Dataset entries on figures
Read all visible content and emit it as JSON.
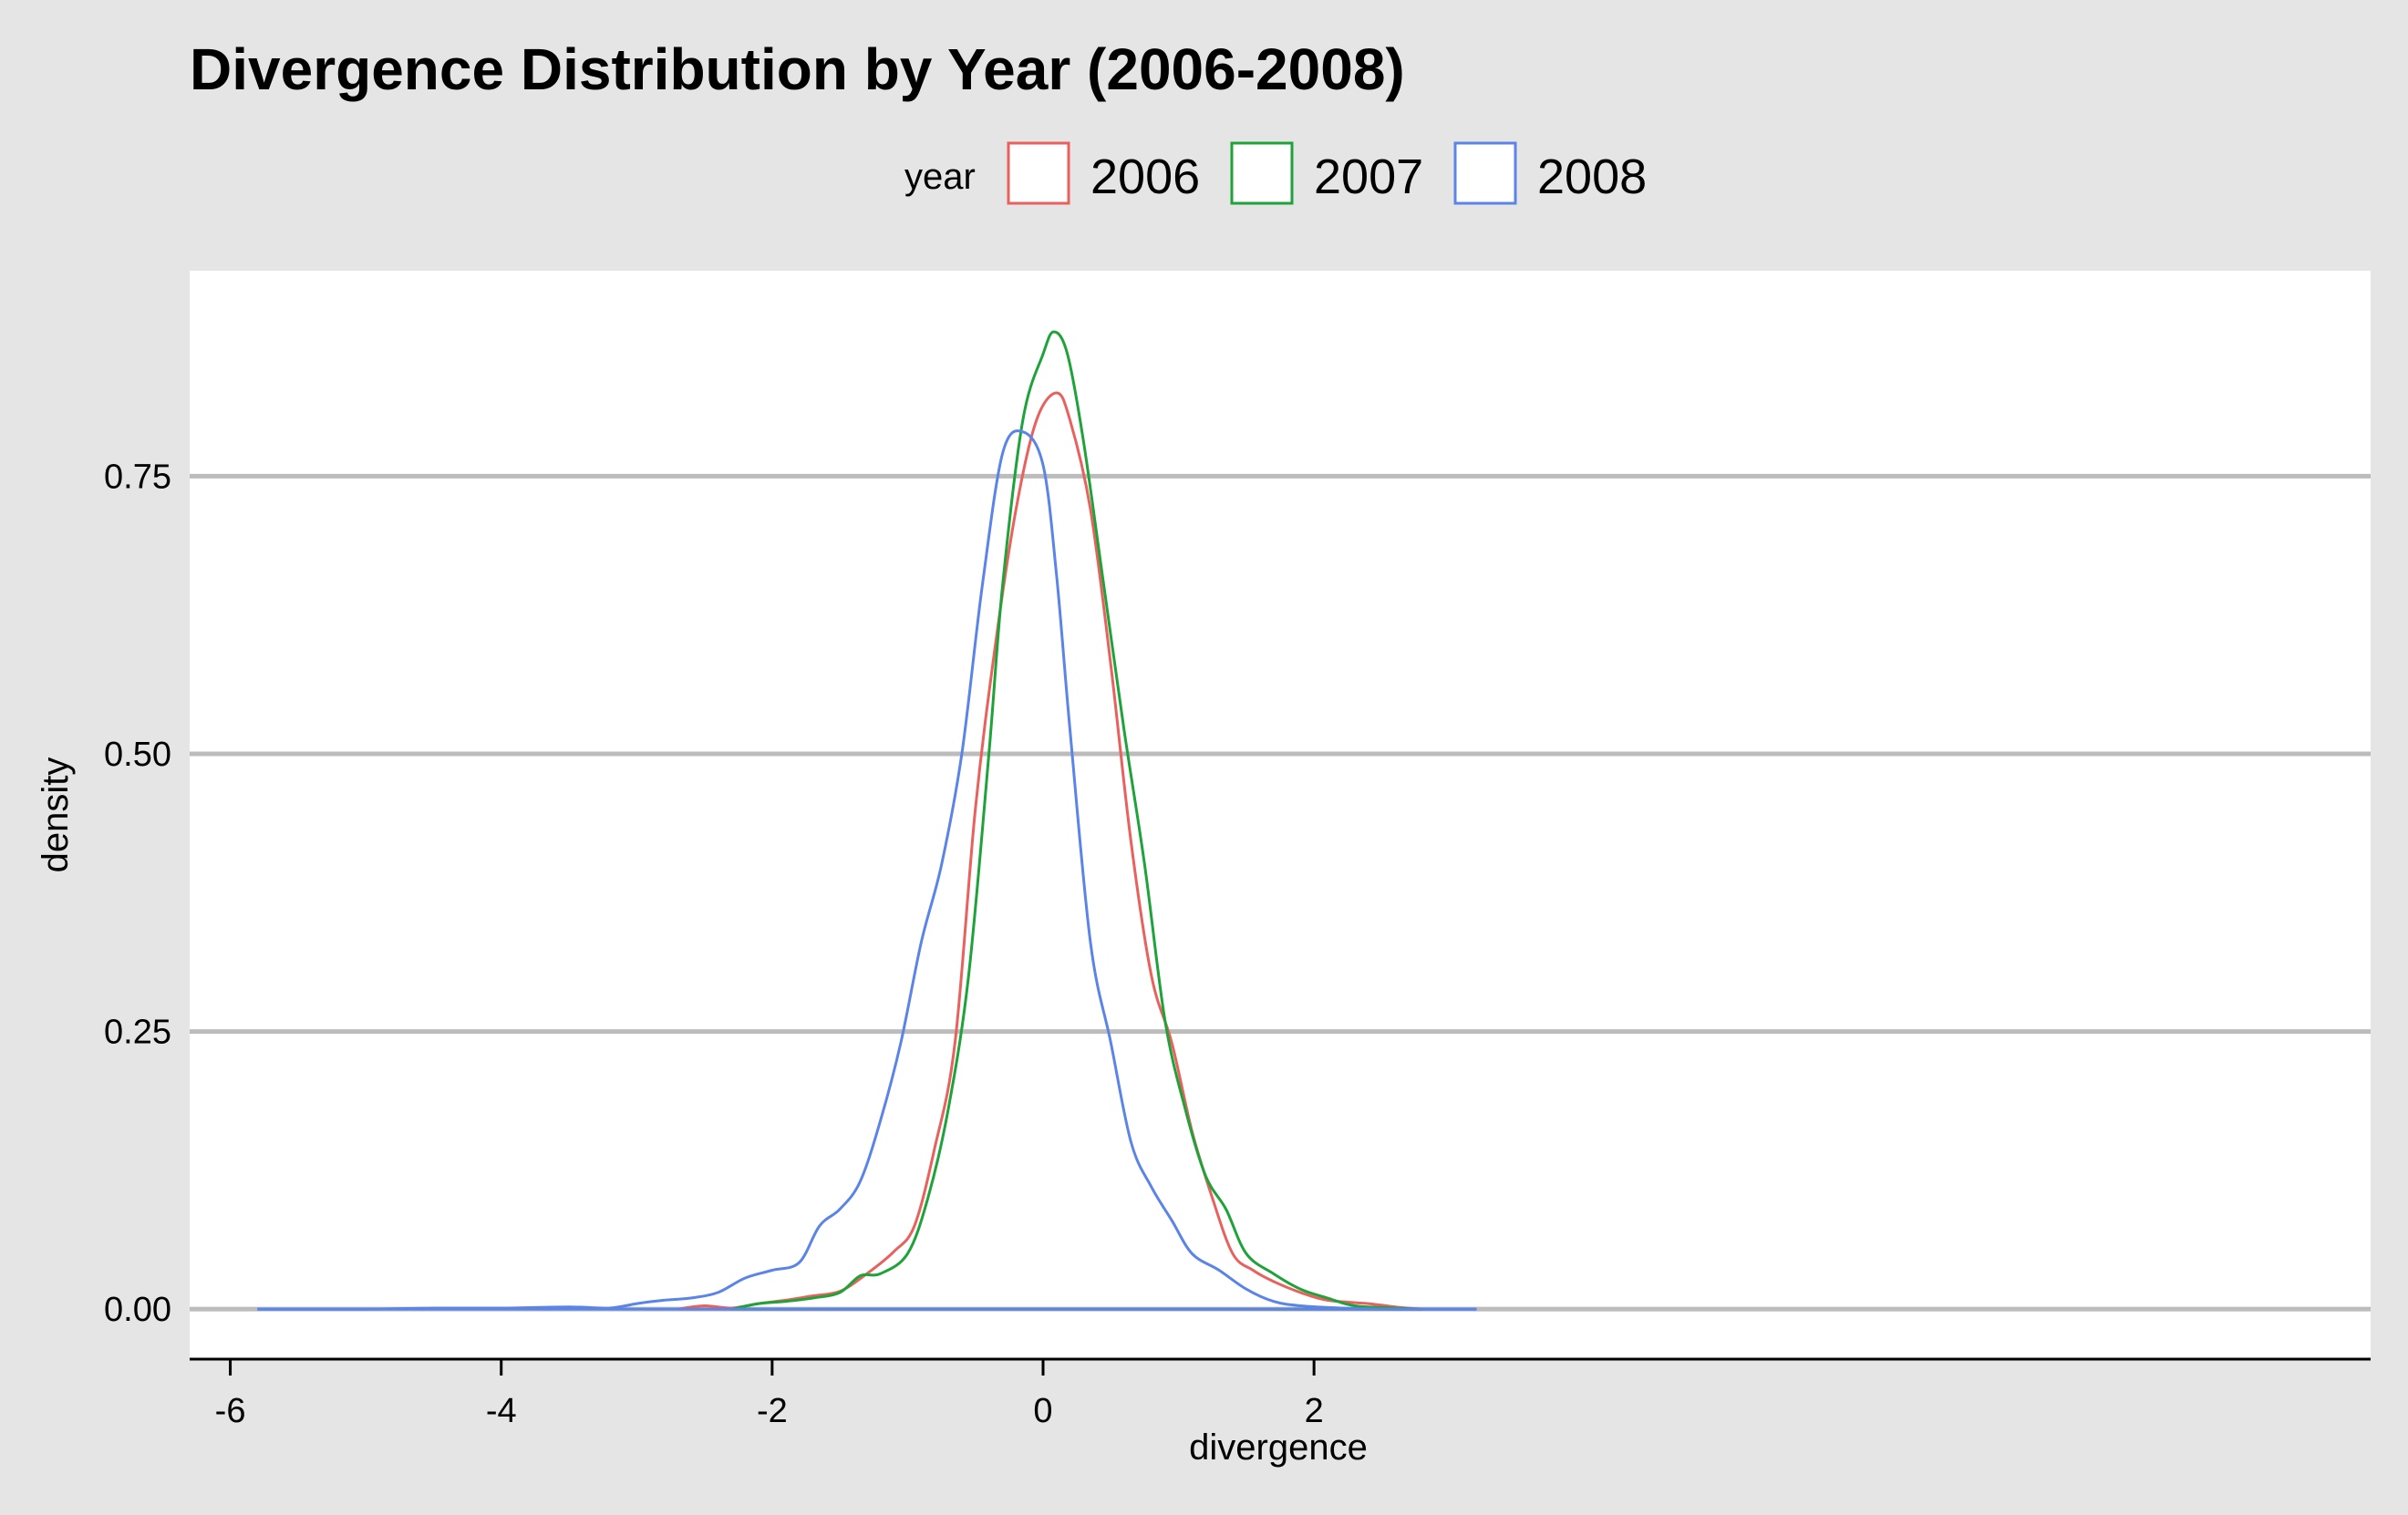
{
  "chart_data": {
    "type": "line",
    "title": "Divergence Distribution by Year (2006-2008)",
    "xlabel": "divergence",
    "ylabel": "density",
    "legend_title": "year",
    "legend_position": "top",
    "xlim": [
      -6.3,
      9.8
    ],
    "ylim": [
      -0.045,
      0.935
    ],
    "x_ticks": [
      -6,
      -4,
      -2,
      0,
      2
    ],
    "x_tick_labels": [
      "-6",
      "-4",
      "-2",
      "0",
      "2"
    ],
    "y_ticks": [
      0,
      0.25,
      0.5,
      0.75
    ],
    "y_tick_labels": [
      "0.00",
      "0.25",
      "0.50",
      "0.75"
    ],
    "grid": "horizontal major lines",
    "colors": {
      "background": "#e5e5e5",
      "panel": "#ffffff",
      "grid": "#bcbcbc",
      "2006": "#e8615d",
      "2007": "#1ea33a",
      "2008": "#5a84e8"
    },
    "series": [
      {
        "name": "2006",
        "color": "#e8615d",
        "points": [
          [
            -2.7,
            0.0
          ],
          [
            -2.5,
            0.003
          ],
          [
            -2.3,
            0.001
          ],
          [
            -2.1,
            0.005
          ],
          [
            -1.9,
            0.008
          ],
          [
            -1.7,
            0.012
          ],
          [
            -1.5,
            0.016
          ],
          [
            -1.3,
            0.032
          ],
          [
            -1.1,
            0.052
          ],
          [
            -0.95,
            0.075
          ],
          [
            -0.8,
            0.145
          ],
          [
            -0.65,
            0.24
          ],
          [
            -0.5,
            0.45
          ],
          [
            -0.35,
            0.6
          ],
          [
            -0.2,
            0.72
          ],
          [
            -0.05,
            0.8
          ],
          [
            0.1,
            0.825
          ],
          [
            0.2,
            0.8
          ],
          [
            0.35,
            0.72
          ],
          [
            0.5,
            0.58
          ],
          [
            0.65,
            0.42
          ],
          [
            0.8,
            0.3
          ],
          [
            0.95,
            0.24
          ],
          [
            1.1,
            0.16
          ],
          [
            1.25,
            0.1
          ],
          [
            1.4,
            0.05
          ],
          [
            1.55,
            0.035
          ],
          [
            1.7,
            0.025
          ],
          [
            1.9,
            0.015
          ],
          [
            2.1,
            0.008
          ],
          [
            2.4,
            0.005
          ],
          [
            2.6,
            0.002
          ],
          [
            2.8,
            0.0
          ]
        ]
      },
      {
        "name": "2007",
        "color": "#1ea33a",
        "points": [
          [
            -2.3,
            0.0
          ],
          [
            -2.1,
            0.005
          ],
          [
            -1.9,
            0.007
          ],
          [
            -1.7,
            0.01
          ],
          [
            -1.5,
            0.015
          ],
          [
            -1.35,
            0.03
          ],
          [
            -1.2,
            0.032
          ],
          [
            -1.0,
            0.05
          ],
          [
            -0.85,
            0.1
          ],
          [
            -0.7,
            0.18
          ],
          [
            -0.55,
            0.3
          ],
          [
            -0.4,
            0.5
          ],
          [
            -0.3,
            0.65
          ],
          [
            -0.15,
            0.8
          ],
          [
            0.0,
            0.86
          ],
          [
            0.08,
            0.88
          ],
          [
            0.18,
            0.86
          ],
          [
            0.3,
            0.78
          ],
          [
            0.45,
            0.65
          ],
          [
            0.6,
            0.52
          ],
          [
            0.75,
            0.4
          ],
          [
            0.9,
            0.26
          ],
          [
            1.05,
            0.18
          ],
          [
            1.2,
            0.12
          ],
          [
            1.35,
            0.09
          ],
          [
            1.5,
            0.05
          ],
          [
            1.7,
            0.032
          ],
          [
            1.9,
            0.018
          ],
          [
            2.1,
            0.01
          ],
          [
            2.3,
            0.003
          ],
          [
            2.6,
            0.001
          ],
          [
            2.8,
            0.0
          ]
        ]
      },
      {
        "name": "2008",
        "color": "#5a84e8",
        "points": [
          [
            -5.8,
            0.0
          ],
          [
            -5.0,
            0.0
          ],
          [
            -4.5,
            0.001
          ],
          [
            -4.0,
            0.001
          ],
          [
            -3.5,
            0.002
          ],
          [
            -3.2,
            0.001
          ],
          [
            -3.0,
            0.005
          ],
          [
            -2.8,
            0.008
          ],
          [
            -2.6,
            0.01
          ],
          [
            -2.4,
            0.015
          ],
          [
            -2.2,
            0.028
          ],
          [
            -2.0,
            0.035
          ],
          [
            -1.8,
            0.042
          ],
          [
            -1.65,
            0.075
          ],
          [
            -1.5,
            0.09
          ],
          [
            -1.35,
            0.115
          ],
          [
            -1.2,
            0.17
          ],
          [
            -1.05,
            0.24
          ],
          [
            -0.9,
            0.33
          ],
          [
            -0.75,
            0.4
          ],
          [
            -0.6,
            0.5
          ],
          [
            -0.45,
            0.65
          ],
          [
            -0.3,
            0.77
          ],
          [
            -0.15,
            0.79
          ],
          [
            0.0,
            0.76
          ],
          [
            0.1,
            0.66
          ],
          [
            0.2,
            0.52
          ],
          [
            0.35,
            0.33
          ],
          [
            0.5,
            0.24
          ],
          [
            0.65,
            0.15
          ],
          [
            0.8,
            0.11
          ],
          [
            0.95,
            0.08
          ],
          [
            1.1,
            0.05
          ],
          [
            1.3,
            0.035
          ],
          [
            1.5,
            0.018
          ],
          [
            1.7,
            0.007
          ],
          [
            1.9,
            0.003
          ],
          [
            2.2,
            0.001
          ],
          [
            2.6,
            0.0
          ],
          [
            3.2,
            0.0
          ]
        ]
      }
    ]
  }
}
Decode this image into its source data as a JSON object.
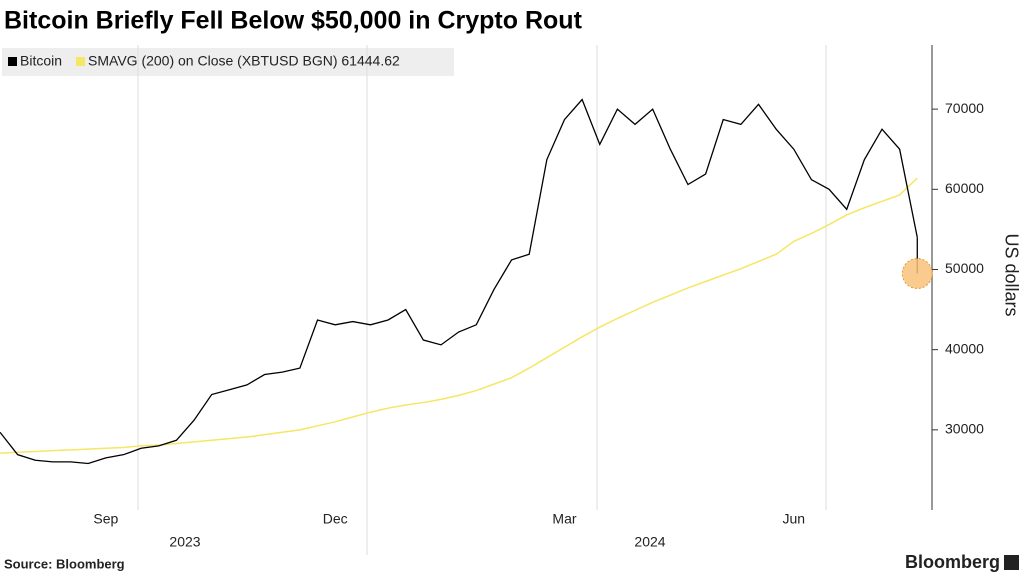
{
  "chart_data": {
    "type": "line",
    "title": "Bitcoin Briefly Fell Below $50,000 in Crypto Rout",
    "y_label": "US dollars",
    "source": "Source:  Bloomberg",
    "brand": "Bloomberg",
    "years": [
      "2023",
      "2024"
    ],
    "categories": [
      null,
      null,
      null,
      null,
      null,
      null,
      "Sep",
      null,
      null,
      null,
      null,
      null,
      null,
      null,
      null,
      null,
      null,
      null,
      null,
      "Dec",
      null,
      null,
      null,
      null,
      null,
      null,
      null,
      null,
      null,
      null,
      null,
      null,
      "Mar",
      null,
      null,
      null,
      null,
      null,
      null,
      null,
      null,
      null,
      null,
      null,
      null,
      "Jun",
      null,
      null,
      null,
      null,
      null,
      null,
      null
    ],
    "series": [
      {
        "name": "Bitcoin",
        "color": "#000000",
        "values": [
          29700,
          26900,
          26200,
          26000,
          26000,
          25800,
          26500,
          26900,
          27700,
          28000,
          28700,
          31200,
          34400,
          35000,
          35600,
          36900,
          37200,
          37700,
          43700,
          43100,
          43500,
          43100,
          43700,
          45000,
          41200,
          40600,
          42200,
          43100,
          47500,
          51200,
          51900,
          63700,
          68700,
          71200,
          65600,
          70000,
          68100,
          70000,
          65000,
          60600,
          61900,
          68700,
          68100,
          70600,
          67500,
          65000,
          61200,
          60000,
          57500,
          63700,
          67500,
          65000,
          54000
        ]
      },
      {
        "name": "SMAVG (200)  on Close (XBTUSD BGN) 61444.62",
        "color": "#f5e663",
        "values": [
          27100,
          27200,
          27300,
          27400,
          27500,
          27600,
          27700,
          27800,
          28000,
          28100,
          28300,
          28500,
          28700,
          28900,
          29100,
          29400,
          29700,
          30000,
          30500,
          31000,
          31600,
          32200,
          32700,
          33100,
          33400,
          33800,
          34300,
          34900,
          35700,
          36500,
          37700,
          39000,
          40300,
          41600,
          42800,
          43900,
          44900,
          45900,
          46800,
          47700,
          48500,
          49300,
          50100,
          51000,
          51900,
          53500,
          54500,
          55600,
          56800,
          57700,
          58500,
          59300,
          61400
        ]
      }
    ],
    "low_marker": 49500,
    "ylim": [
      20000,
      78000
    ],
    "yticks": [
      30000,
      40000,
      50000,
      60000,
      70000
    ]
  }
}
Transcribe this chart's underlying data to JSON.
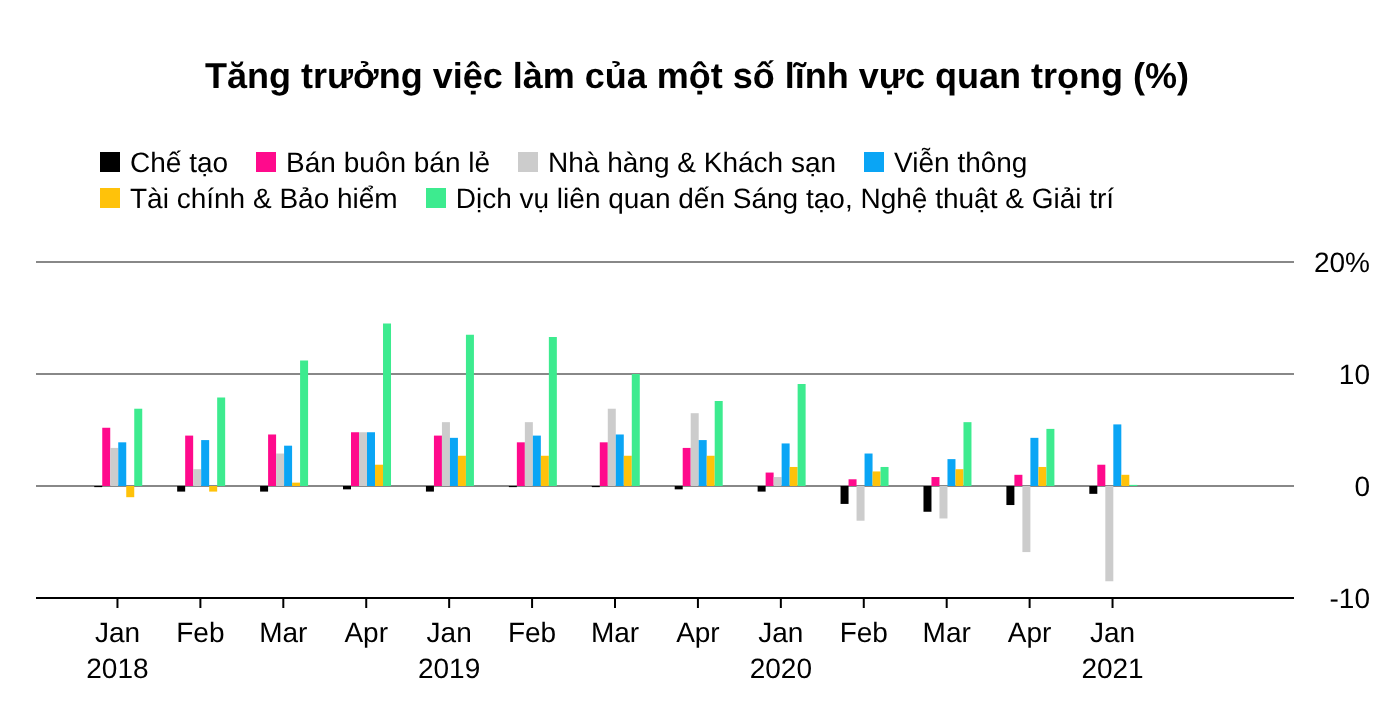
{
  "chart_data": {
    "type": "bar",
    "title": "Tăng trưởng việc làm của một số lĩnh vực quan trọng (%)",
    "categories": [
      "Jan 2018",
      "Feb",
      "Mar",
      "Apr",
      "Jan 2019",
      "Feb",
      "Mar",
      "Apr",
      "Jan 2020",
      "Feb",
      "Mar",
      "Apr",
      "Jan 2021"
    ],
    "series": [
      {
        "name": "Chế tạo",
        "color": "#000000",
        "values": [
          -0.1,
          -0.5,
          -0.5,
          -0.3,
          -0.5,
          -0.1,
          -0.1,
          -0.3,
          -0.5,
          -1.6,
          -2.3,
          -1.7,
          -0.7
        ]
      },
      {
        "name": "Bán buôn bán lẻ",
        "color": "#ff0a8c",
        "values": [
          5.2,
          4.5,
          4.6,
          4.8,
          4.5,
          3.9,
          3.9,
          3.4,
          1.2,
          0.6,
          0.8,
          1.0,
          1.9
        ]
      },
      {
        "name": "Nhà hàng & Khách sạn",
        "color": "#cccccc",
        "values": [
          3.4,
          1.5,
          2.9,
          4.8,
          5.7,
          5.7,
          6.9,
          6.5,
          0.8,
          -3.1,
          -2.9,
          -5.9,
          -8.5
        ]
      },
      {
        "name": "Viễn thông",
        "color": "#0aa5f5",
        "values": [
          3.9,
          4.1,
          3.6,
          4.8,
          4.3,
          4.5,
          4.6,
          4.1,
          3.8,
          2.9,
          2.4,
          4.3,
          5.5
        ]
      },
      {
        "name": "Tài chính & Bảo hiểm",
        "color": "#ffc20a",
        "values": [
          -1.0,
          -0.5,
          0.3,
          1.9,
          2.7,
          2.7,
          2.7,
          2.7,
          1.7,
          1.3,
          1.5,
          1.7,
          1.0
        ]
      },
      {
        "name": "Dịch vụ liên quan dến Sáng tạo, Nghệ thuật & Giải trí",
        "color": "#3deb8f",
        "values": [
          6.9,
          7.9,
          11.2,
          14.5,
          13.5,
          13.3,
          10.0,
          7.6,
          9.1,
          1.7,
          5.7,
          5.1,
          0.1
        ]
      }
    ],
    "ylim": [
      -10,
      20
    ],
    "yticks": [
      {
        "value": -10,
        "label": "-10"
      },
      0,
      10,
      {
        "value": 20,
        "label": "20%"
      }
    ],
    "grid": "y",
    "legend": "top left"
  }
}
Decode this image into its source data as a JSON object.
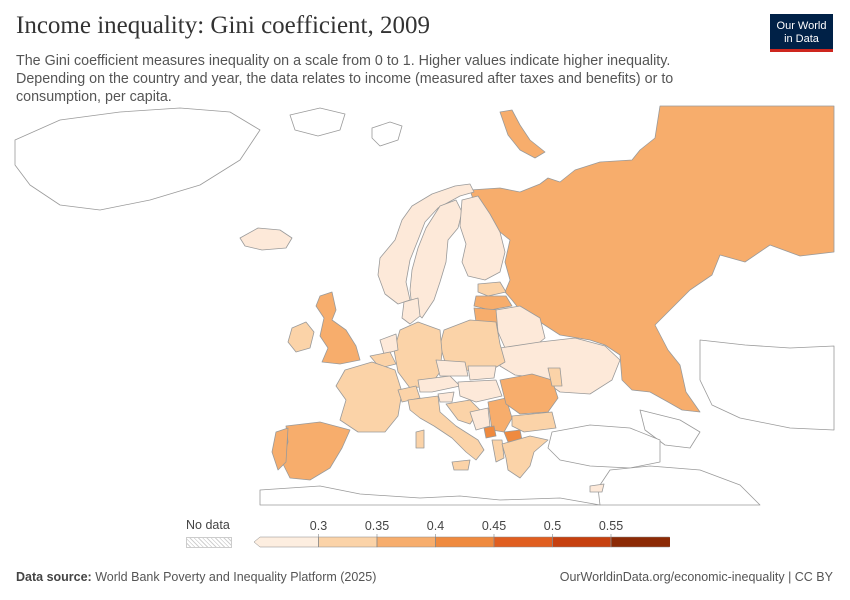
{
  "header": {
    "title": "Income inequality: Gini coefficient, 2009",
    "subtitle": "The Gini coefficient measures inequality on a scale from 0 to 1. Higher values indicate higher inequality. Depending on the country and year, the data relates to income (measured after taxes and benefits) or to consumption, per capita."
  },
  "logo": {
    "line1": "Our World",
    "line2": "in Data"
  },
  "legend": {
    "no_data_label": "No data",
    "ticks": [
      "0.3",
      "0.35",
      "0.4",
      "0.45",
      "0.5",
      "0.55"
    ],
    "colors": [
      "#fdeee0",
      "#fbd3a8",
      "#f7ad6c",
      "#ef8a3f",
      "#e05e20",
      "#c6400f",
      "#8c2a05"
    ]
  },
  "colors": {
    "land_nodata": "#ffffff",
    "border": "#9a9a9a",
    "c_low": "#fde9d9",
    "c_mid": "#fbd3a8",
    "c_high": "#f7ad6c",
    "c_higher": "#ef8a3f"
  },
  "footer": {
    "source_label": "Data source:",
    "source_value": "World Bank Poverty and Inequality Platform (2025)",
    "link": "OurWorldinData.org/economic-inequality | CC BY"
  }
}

### [What the exercise asks]
Lines that hold "grid" are the ones to copy; find all of them.

### [Output]
    "grid": "horizontal major lines",
      "grid": "#bcbcbc",
    "grid": "y",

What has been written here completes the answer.